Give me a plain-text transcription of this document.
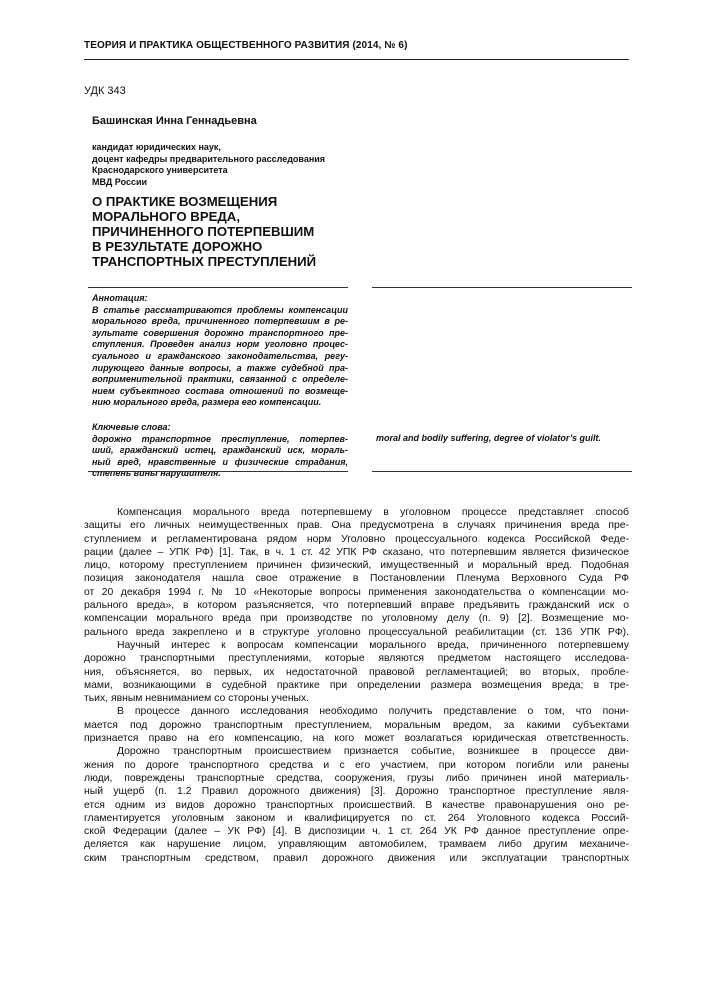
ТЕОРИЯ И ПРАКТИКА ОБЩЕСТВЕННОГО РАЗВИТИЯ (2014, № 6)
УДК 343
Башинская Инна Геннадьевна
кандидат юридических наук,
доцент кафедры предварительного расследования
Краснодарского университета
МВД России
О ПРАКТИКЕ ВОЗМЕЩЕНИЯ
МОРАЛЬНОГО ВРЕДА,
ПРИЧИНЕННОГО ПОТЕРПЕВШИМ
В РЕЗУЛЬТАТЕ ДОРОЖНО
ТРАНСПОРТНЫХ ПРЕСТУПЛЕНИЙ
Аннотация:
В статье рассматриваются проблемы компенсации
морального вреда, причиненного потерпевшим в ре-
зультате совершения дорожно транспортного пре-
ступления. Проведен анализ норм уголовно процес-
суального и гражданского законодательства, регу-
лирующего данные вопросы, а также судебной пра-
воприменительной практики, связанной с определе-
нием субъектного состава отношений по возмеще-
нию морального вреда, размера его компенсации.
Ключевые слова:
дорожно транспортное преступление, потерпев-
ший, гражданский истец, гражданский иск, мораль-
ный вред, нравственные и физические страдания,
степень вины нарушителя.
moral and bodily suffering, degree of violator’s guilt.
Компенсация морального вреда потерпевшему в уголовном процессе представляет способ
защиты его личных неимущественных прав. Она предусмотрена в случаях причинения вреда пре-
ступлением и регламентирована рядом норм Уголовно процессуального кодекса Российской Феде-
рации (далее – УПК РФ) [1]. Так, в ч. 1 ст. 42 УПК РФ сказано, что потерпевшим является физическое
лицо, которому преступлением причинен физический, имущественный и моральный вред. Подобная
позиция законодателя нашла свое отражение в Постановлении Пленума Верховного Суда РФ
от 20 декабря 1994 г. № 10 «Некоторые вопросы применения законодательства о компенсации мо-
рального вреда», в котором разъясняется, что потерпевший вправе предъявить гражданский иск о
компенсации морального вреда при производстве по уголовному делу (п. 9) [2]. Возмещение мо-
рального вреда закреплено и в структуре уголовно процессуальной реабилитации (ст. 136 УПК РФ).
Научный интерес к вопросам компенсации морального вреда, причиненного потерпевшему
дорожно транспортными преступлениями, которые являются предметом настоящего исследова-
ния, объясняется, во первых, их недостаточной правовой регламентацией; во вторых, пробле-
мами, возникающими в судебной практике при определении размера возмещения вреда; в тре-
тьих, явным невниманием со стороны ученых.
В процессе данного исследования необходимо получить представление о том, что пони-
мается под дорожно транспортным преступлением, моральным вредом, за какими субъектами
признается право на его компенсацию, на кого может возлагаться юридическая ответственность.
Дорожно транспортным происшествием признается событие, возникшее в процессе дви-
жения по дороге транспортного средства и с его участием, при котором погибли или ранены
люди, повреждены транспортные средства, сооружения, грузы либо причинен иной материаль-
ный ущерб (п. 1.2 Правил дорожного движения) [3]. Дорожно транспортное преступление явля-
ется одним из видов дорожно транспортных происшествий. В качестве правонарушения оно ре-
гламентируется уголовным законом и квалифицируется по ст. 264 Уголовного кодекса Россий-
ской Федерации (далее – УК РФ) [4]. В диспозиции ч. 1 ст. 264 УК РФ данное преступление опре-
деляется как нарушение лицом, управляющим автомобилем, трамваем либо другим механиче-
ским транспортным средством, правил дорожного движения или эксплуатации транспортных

_ _ _ _ _

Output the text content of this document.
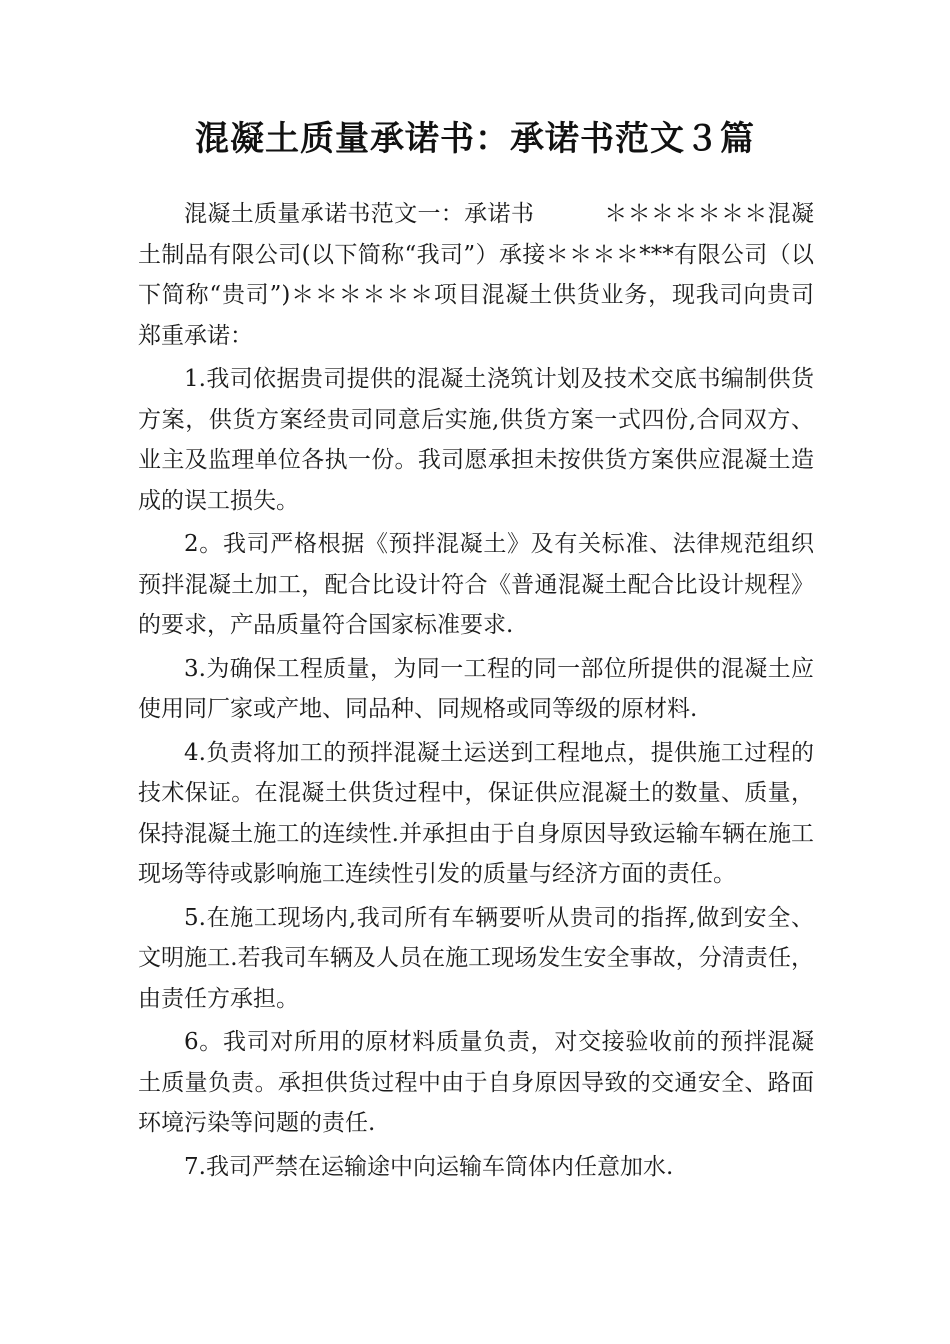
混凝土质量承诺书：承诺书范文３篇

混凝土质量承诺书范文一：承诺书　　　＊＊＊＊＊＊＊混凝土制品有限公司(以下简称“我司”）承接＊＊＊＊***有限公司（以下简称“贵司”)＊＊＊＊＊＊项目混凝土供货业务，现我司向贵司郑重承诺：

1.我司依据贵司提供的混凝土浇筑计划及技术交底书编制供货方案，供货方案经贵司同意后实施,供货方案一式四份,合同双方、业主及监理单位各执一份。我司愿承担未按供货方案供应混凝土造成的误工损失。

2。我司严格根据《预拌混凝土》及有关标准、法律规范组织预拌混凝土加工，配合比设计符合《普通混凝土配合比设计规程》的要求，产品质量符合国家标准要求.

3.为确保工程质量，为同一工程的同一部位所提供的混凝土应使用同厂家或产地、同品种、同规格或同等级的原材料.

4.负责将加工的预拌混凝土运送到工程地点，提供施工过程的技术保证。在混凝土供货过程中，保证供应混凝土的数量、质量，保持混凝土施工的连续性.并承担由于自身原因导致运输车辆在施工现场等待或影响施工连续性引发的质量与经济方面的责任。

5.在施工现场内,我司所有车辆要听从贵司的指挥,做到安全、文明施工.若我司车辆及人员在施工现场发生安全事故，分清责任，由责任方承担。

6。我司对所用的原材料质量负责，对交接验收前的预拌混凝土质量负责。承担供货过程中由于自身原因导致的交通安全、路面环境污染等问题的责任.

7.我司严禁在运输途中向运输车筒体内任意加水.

_ _ _ _ _

# Goal:
Within the records, how many lines include "судебной"? The answer is the number and nothing else.

# Full response:
2